### WHAT THE TASK REQUIRES
Answer these questions using the text on social engineering:
1. In the simple example, the caller pretends to be from which department?
2. Besides technology, what four things does social engineering target?
3. What four things does good protection usually combine?

### PAGE EXTRACT
Social engineering is when attackers manipulate people into doing something unsafe, such as sharing information, approving a payment, or bypassing a normal process.

Simple example

Someone phones a receptionist pretending to be from IT and asks them to approve a login prompt or reveal a temporary code.

Why it matters

Social engineering targets trust, pressure, helpfulness, and routine business processes rather than only technology.

Common warning signs

  • The activity is unexpected or unusual for the business context.
  • The request or system behaviour creates pressure to act quickly.
  • Normal approval, verification, or security processes are bypassed.
  • There are signs of unauthorised access, data exposure, or system change.
  • Staff are unsure whether the request, message, or system behaviour is legitimate.

Cyber Doc view

This term should be understood in business context, not only as a technical issue. Good protection usually combines clear processes, appropriate technical controls, staff awareness, and a calm response plan.

Page element annotations:

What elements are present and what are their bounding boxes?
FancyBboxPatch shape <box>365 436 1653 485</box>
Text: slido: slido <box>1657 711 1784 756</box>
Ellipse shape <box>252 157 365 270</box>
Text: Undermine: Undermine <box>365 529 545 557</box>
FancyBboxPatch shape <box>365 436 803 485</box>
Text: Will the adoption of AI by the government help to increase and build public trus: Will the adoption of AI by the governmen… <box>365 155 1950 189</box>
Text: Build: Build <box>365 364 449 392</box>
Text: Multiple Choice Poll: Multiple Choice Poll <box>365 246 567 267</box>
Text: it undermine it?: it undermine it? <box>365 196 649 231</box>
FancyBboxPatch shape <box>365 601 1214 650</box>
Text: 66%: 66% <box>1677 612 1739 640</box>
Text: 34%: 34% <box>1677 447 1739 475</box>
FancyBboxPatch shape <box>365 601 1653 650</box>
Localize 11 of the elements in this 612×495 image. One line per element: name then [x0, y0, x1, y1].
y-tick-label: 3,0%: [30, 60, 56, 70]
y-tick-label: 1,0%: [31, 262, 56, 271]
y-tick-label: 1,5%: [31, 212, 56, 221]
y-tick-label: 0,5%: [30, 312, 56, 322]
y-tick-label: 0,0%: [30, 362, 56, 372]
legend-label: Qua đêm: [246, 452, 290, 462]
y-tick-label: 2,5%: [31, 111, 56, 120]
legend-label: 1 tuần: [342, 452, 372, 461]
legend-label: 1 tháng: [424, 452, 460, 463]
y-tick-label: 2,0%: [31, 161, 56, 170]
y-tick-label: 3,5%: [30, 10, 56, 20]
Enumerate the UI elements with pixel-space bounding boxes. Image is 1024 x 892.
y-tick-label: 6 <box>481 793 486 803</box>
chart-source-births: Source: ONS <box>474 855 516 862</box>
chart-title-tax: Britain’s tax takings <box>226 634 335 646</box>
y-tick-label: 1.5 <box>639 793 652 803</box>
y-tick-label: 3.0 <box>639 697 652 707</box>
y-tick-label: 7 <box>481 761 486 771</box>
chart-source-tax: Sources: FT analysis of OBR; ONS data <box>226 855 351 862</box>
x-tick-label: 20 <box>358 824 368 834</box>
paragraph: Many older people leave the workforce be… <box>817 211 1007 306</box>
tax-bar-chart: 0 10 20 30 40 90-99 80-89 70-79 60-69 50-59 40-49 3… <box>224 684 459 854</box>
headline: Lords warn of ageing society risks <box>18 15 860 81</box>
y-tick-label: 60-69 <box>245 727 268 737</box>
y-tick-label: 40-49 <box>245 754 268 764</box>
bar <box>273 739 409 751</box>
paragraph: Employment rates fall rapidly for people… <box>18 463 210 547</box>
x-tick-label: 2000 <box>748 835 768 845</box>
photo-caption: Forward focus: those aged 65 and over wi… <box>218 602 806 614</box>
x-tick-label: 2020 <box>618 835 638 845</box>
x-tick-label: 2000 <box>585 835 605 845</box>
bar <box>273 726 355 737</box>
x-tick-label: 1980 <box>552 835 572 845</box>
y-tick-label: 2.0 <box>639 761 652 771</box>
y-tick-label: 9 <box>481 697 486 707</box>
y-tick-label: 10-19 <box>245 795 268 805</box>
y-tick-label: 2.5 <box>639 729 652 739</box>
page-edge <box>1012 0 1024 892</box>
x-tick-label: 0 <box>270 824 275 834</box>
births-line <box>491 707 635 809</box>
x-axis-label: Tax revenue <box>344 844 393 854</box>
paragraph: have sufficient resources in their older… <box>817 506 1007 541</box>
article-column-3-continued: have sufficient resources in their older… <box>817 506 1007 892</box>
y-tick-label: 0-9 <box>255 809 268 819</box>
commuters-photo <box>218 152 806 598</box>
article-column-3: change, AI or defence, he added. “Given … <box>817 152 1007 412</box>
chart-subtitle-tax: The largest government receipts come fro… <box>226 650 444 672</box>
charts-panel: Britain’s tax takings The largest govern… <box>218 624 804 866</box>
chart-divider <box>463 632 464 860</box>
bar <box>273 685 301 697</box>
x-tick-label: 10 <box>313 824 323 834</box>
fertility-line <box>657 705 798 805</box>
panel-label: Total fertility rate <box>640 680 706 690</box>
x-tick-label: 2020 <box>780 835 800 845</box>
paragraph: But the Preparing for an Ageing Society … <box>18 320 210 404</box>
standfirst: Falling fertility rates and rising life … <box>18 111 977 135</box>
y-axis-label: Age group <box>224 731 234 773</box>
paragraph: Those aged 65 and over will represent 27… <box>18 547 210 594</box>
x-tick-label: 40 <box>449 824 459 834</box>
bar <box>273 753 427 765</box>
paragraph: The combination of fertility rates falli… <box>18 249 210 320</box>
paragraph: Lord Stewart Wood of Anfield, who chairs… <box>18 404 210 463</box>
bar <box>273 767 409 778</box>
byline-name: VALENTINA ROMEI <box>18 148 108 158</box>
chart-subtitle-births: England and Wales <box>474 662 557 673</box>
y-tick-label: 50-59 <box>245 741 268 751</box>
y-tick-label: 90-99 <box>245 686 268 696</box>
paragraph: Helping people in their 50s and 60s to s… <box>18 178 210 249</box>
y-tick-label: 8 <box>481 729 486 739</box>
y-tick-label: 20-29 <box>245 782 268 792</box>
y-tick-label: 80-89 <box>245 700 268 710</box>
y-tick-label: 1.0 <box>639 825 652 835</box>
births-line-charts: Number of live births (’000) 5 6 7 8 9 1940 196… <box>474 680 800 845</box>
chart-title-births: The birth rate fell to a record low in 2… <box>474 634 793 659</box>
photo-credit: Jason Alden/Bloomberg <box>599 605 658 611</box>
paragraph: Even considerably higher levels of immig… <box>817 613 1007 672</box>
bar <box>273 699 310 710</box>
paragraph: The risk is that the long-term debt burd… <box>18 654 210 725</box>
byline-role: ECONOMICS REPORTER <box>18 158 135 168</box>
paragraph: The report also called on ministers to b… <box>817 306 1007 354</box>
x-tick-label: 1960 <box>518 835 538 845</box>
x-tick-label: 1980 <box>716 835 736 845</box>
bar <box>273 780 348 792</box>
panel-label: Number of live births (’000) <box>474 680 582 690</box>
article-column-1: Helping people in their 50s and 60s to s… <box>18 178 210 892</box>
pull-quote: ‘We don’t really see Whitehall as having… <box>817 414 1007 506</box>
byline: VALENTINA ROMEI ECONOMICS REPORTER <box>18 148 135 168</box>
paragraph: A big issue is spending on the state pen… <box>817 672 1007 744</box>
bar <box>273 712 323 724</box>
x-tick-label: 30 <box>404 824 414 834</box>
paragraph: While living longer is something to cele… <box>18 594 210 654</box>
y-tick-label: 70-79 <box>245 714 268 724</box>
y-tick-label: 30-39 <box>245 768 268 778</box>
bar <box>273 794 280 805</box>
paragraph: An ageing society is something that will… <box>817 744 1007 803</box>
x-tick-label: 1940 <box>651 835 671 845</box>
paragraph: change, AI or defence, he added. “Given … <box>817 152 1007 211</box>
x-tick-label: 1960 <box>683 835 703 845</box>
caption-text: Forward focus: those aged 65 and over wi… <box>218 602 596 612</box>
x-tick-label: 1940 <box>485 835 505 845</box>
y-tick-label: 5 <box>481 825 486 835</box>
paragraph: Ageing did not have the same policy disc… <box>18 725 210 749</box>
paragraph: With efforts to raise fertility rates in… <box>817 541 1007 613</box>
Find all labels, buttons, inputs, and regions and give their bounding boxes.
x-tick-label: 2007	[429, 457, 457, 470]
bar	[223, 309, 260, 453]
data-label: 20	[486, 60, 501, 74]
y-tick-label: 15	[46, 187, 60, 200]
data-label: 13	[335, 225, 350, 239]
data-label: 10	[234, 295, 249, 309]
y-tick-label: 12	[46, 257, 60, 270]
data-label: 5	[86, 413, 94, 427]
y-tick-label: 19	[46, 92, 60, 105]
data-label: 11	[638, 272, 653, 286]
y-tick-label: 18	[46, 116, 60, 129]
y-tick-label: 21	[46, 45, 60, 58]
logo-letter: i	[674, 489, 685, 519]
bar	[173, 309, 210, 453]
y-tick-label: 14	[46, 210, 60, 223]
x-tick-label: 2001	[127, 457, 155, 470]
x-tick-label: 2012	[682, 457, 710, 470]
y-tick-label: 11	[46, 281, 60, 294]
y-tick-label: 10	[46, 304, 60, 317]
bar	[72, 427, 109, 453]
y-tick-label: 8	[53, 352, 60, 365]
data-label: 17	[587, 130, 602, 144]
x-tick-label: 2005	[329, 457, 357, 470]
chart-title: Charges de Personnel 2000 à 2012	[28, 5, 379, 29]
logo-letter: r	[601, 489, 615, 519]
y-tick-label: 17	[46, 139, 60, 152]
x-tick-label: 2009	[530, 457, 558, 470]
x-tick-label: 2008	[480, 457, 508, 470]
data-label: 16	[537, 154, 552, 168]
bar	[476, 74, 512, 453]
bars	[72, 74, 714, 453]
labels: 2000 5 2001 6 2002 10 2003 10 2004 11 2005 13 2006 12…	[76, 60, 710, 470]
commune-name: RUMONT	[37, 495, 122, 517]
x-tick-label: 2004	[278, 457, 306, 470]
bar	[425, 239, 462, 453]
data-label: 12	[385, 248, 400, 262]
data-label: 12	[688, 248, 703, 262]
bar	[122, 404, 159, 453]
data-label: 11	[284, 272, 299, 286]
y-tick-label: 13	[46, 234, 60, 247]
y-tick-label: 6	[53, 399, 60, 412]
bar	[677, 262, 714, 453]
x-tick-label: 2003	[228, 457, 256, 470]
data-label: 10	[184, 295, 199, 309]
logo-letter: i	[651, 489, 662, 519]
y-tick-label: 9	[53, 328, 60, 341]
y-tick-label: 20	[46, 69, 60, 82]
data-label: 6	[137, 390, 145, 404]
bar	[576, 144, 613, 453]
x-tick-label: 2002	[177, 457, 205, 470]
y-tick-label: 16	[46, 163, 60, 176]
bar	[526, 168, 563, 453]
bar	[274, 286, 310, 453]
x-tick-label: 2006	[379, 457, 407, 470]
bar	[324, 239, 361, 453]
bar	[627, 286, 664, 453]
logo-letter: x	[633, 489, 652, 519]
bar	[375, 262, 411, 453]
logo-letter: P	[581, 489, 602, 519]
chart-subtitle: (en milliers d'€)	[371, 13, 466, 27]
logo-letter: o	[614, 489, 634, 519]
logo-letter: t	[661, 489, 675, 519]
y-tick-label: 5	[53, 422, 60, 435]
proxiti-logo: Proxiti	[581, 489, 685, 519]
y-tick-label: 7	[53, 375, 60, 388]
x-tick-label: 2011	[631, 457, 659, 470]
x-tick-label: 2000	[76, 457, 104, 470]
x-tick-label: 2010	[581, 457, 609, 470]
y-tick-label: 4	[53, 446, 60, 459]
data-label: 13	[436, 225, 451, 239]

### SOLUTION
1. IT.
2. Trust, pressure, helpfulness, and routine business processes.
3. Clear processes, appropriate technical controls, staff awareness, and a calm response plan.